[Dataset items]
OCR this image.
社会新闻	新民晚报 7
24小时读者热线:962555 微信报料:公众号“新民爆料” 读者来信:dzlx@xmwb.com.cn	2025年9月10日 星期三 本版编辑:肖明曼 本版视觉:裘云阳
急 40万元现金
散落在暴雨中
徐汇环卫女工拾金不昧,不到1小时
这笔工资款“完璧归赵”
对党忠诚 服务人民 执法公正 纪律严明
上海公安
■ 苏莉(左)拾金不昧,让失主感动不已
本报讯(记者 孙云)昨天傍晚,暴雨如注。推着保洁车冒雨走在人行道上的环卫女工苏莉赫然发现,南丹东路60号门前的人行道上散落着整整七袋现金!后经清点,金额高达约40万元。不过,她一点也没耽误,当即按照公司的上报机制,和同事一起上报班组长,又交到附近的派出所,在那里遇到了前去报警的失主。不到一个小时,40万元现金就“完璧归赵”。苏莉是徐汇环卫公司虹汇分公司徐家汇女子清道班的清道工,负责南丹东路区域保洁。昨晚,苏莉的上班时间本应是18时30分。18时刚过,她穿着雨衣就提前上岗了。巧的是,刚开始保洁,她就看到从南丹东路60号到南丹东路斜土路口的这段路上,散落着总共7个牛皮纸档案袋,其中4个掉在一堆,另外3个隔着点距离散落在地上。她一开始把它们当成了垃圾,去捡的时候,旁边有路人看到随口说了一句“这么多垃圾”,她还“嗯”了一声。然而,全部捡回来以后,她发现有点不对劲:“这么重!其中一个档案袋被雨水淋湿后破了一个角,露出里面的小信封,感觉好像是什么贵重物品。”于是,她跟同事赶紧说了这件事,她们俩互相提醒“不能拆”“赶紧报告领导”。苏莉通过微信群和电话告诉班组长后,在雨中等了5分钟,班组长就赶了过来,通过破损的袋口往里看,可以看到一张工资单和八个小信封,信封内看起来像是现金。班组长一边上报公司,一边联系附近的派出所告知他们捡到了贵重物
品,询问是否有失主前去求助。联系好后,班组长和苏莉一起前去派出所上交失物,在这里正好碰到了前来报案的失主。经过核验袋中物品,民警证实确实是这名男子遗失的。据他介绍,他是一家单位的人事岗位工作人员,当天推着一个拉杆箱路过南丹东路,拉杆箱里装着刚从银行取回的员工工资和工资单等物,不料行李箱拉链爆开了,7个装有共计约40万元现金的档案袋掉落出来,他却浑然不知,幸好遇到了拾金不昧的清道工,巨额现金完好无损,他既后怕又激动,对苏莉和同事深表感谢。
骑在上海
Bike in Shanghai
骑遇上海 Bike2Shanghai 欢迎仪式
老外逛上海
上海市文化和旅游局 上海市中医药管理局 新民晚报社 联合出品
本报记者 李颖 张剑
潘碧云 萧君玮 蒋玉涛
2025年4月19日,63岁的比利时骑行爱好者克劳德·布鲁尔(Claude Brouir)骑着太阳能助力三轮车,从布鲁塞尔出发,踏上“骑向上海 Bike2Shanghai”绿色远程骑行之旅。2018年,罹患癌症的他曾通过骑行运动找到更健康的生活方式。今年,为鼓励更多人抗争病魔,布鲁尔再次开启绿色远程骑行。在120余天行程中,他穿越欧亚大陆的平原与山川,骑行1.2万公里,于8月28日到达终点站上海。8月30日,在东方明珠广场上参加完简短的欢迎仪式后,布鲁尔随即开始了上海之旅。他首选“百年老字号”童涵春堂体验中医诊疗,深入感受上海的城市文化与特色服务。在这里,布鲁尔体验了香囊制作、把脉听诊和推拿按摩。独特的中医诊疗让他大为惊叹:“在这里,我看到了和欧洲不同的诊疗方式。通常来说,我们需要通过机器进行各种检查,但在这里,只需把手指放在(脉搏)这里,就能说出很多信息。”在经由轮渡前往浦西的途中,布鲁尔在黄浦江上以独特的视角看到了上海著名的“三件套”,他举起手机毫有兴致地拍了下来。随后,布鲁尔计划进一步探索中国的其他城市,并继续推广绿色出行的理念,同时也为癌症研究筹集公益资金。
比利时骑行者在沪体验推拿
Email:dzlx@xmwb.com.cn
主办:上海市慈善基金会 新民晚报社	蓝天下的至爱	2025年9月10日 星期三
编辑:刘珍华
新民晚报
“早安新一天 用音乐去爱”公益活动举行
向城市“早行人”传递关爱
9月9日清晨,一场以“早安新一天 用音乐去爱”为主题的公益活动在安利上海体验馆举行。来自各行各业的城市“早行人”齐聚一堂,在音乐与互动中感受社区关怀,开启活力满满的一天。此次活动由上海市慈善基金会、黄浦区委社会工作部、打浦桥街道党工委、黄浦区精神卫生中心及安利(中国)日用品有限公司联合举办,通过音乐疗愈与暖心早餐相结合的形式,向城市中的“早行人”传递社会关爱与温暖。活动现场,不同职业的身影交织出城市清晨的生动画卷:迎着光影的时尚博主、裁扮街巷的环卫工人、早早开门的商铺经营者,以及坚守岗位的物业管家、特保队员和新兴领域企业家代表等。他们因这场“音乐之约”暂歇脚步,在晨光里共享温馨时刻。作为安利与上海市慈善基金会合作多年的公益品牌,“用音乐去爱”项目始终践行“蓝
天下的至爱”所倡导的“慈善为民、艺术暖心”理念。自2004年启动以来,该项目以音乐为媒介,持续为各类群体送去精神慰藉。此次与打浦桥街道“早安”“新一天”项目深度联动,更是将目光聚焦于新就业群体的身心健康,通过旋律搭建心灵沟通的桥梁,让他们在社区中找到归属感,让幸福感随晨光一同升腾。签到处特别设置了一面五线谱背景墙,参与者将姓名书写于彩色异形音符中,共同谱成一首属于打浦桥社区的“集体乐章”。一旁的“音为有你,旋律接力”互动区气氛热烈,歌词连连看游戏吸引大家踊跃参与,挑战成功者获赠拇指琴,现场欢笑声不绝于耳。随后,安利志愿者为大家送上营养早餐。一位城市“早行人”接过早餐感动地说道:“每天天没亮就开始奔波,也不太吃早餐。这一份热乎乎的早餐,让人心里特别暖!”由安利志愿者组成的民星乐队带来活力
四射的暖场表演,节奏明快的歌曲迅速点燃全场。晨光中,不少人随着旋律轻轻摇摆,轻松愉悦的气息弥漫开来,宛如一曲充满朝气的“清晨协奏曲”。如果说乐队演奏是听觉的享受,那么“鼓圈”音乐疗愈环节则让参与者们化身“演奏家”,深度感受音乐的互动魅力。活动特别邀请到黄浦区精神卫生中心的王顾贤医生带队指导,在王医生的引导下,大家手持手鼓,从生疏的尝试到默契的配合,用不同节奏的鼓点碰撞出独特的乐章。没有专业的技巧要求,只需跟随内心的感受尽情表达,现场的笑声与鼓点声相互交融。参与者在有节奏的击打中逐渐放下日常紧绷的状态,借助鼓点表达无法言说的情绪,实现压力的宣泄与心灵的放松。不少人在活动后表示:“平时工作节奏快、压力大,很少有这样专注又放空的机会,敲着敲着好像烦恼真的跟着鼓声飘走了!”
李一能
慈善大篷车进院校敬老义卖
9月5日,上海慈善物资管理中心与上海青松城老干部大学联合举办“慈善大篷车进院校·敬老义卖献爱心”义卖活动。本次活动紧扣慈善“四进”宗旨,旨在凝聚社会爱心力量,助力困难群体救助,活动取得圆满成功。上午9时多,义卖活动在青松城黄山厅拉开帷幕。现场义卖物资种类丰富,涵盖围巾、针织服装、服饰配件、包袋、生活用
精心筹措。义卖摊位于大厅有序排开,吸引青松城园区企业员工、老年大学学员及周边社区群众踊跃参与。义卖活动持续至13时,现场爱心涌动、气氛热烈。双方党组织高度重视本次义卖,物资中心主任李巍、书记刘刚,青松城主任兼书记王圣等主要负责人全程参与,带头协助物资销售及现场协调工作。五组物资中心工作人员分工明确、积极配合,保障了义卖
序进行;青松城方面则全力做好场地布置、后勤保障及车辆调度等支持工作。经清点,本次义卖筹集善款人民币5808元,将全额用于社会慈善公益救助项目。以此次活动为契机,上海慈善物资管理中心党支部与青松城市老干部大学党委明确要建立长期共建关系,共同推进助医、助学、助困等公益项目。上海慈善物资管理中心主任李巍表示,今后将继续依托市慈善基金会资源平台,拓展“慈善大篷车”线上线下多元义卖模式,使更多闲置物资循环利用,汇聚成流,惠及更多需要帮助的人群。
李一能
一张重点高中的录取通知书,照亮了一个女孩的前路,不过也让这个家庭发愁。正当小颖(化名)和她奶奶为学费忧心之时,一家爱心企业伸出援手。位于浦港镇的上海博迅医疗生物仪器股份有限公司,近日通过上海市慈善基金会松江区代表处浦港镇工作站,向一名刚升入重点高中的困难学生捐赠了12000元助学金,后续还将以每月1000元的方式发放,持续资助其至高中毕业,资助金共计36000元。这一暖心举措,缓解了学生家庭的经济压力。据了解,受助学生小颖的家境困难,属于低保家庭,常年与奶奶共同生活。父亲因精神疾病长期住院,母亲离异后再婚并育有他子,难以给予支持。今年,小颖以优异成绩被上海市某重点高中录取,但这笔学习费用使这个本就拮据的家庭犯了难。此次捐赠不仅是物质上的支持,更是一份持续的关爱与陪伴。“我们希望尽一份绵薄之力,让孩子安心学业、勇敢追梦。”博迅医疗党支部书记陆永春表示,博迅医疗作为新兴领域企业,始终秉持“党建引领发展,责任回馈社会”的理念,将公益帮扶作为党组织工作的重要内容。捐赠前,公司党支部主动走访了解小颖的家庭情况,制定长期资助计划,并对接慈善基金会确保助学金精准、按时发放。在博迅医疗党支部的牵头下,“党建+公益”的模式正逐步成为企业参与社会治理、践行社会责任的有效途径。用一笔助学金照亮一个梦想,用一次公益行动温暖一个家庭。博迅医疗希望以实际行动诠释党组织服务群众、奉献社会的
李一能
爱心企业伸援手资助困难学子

**WHAT TO PRODUCE**
In the listing, find all lines with the string "用音乐去爱" and copy them.

**RESPONSE FOR THIS EXERCISE**
“早安新一天 用音乐去爱”公益活动举行
9月9日清晨,一场以“早安新一天 用音乐去爱”为主题的公益活动在安利上海体验馆举行。来自各行各业的城市“早行人”齐聚一堂,在音乐与互动中感受社区关怀,开启活力满满的一天。此次活动由上海市慈善基金会、黄浦区委社会工作部、打浦桥街道党工委、黄浦区精神卫生中心及安利(中国)日用品有限公司联合举办,通过音乐疗愈与暖心早餐相结合的形式,向城市中的“早行人”传递社会关爱与温暖。活动现场,不同职业的身影交织出城市清晨的生动画卷:迎着光影的时尚博主、裁扮街巷的环卫工人、早早开门的商铺经营者,以及坚守岗位的物业管家、特保队员和新兴领域企业家代表等。他们因这场“音乐之约”暂歇脚步,在晨光里共享温馨时刻。作为安利与上海市慈善基金会合作多年的公益品牌,“用音乐去爱”项目始终践行“蓝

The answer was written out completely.